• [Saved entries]
────────────────
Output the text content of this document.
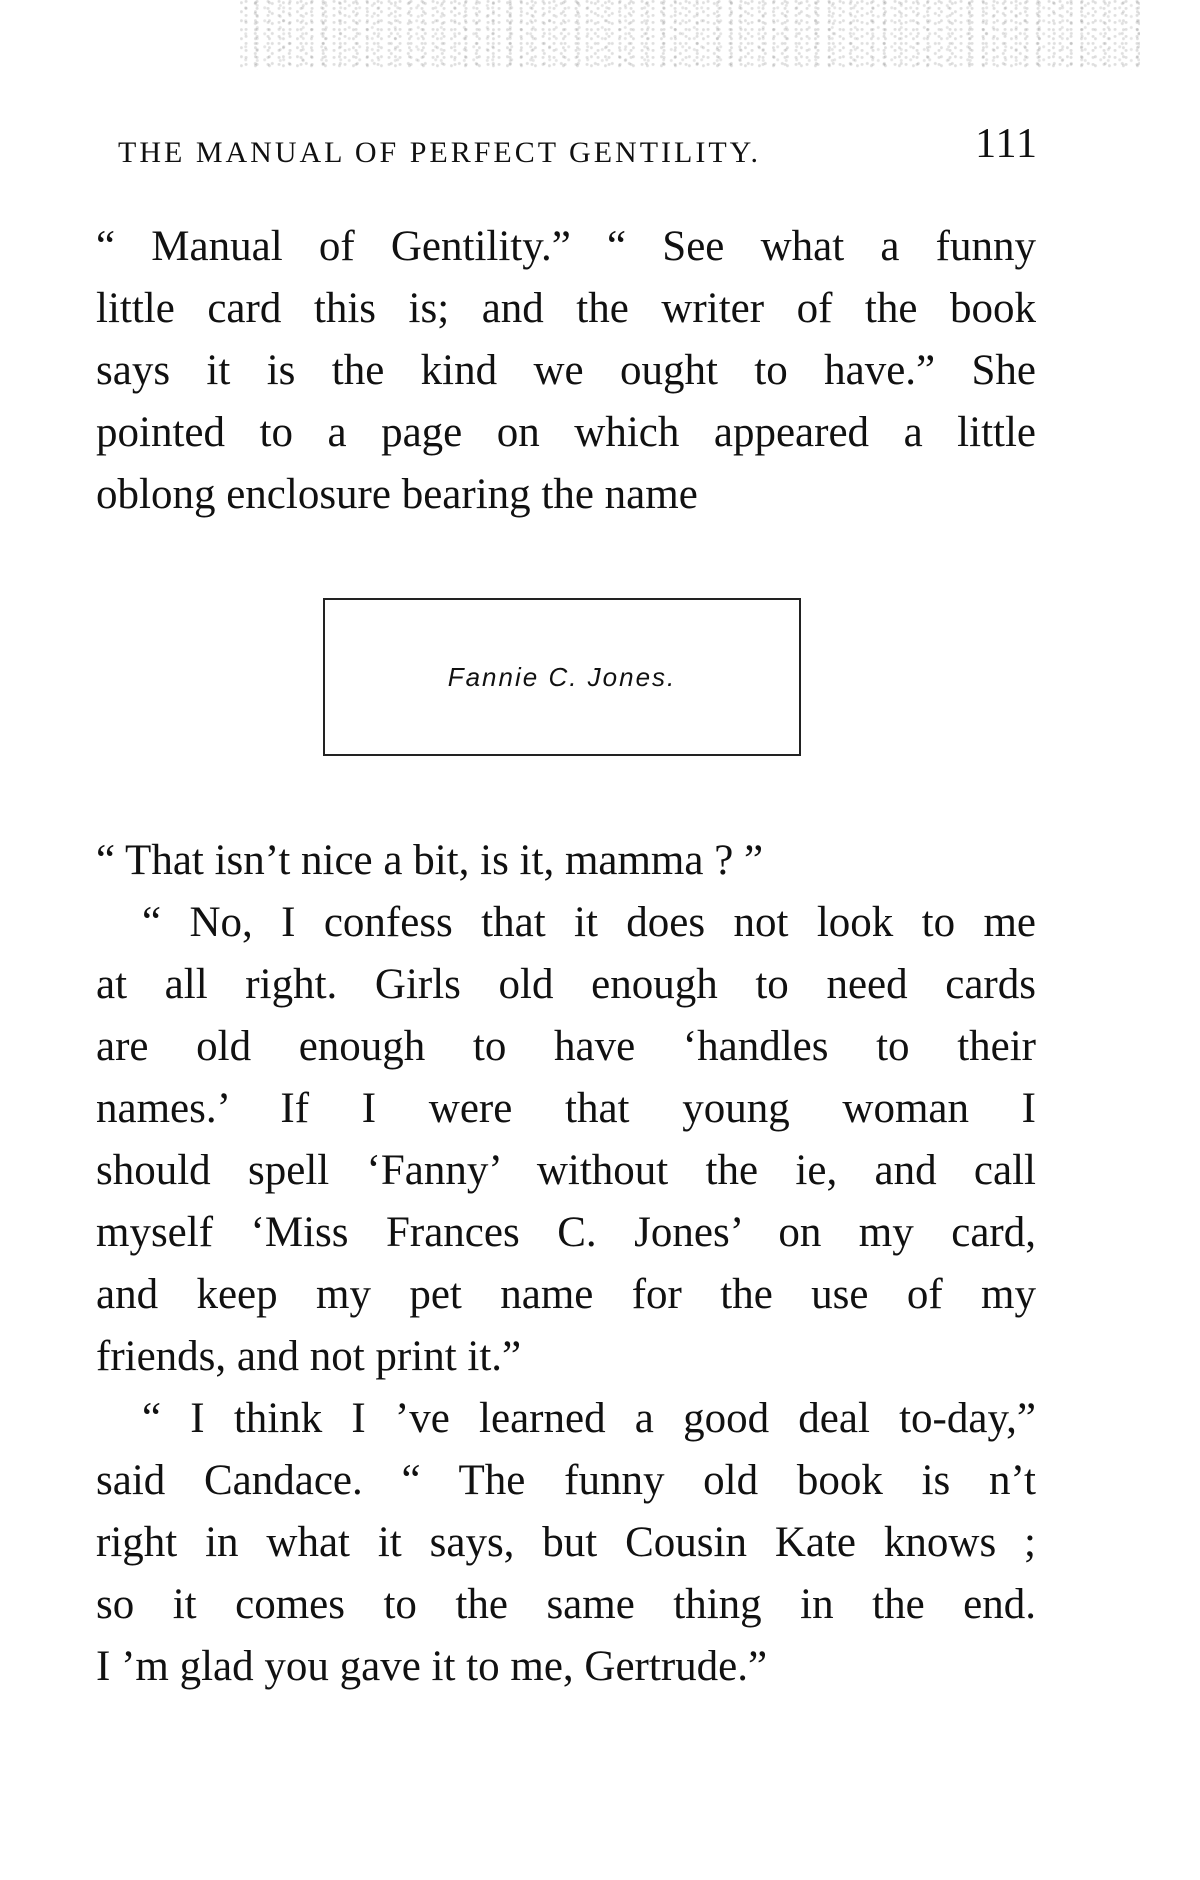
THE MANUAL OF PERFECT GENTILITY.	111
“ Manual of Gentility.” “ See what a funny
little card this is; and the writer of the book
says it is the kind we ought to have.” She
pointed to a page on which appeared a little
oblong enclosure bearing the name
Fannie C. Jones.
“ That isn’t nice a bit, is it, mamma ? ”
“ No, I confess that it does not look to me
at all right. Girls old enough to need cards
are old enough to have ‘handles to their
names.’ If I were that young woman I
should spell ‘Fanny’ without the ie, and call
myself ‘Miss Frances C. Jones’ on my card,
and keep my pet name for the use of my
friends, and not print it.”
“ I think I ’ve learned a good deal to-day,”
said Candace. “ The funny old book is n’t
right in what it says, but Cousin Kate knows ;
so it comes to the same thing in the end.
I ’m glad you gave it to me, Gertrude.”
────────────────
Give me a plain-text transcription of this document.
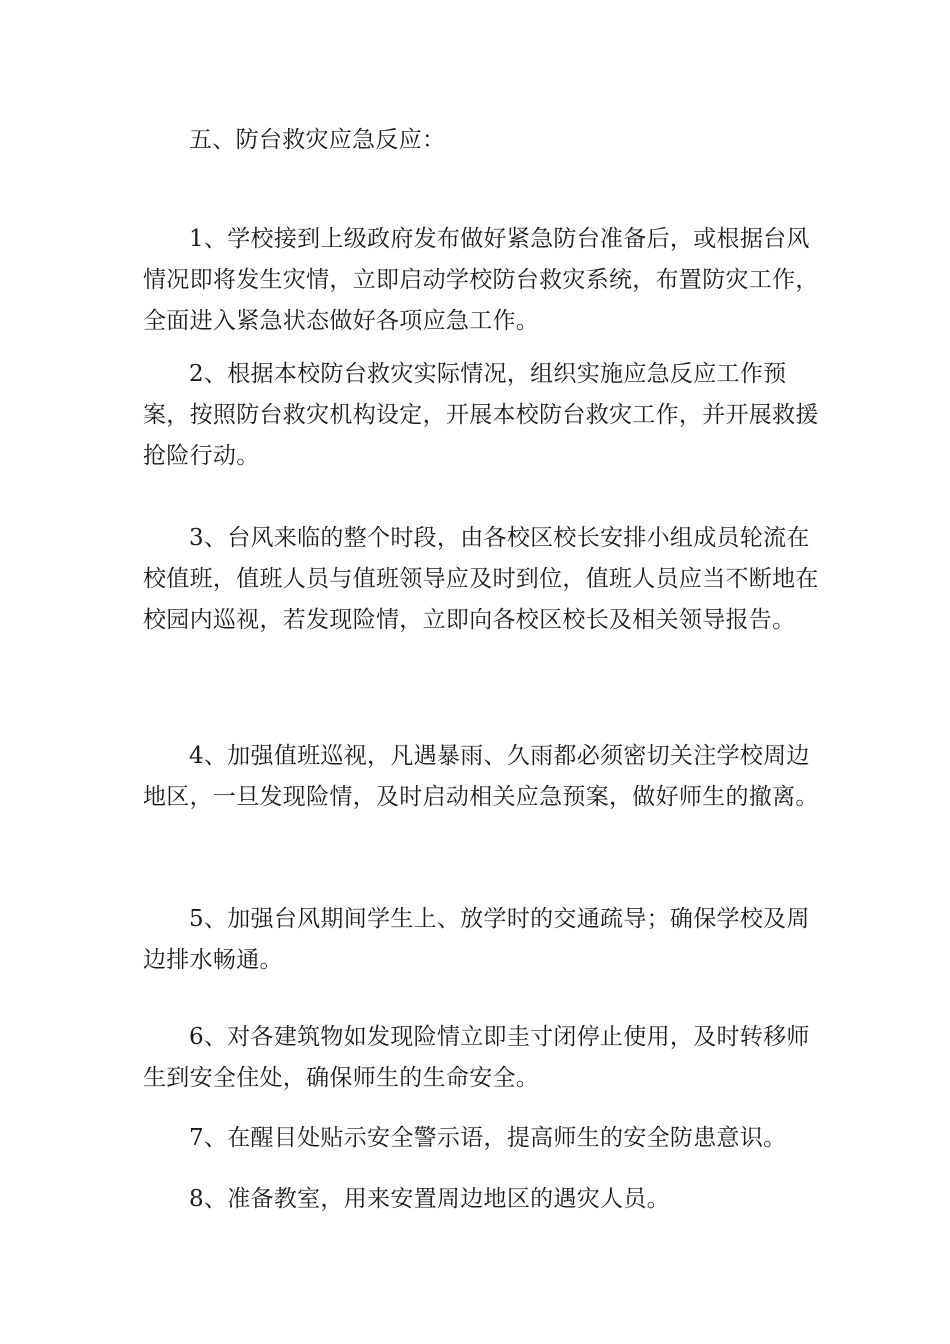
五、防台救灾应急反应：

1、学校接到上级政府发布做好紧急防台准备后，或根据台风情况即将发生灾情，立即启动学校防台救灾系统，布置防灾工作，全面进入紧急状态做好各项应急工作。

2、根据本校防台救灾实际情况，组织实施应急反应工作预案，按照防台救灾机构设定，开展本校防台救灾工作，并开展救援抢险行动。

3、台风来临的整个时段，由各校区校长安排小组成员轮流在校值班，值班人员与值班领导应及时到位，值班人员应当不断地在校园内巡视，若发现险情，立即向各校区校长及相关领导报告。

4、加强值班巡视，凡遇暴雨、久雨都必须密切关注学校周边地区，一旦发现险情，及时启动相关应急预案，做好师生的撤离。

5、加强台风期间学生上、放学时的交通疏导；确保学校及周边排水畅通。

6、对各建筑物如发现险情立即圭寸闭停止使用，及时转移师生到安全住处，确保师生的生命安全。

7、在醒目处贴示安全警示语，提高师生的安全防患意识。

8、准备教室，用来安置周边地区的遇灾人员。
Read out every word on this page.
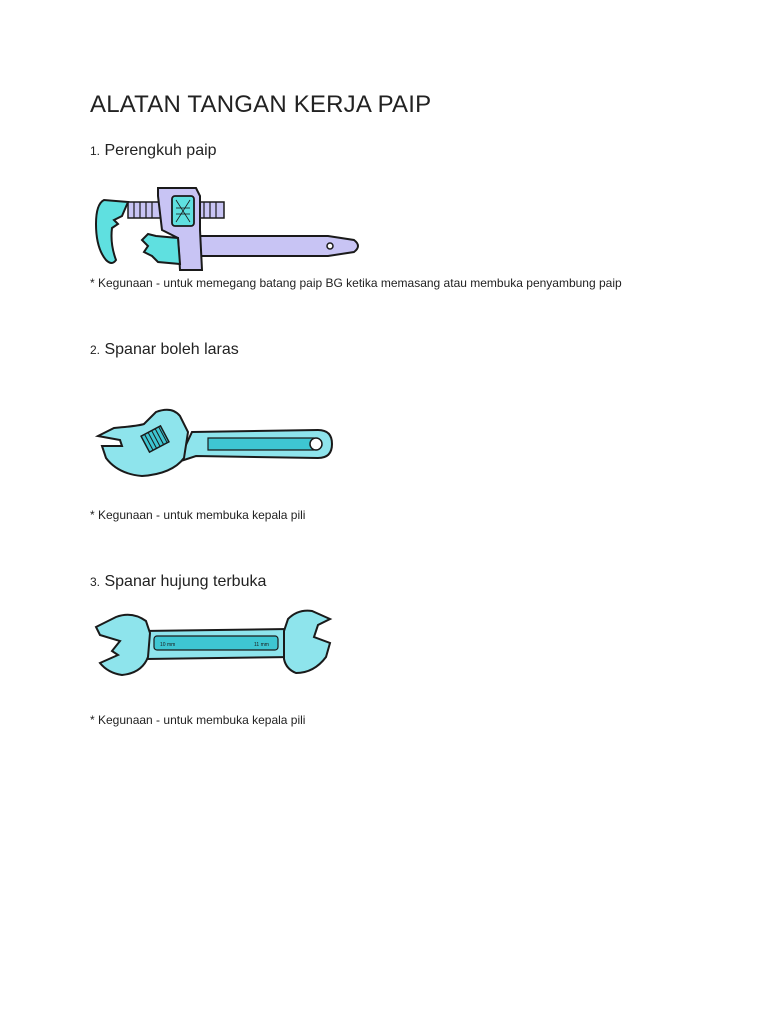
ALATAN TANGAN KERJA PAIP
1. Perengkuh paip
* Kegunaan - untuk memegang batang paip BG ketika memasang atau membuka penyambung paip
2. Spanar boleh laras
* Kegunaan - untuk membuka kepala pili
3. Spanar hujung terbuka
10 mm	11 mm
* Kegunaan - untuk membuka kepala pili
────────────────
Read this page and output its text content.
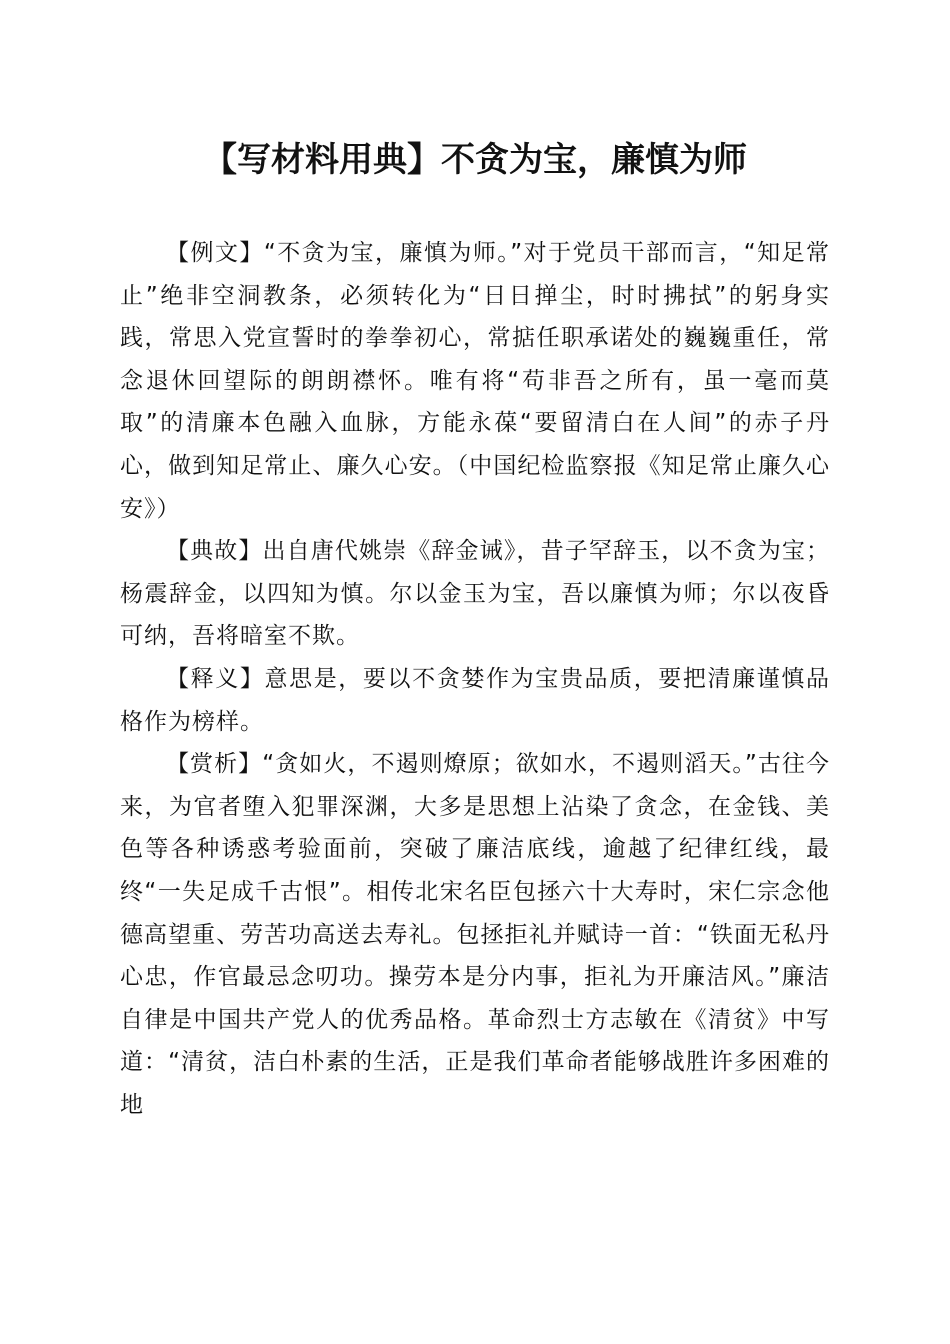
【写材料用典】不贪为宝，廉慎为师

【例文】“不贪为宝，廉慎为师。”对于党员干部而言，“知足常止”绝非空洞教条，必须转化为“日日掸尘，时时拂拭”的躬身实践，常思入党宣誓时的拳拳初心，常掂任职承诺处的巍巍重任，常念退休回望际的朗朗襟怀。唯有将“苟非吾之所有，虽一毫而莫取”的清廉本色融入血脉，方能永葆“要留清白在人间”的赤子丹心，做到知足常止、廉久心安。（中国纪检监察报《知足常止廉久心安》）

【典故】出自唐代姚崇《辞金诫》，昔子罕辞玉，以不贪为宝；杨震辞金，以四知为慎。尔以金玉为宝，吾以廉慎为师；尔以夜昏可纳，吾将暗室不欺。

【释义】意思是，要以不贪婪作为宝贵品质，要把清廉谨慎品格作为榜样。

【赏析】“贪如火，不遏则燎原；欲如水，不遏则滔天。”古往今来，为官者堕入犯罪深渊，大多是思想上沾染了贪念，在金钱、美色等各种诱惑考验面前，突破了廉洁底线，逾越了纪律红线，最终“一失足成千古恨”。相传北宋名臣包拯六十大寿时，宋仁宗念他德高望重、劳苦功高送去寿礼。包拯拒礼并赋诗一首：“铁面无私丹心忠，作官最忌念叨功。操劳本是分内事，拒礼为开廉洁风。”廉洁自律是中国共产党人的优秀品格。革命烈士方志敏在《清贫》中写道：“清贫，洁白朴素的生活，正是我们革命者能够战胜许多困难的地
────────────────
• [Given problem] Of the lines in the material above, state how many contain the string "document"; give no other text.

• [Exercise response] 2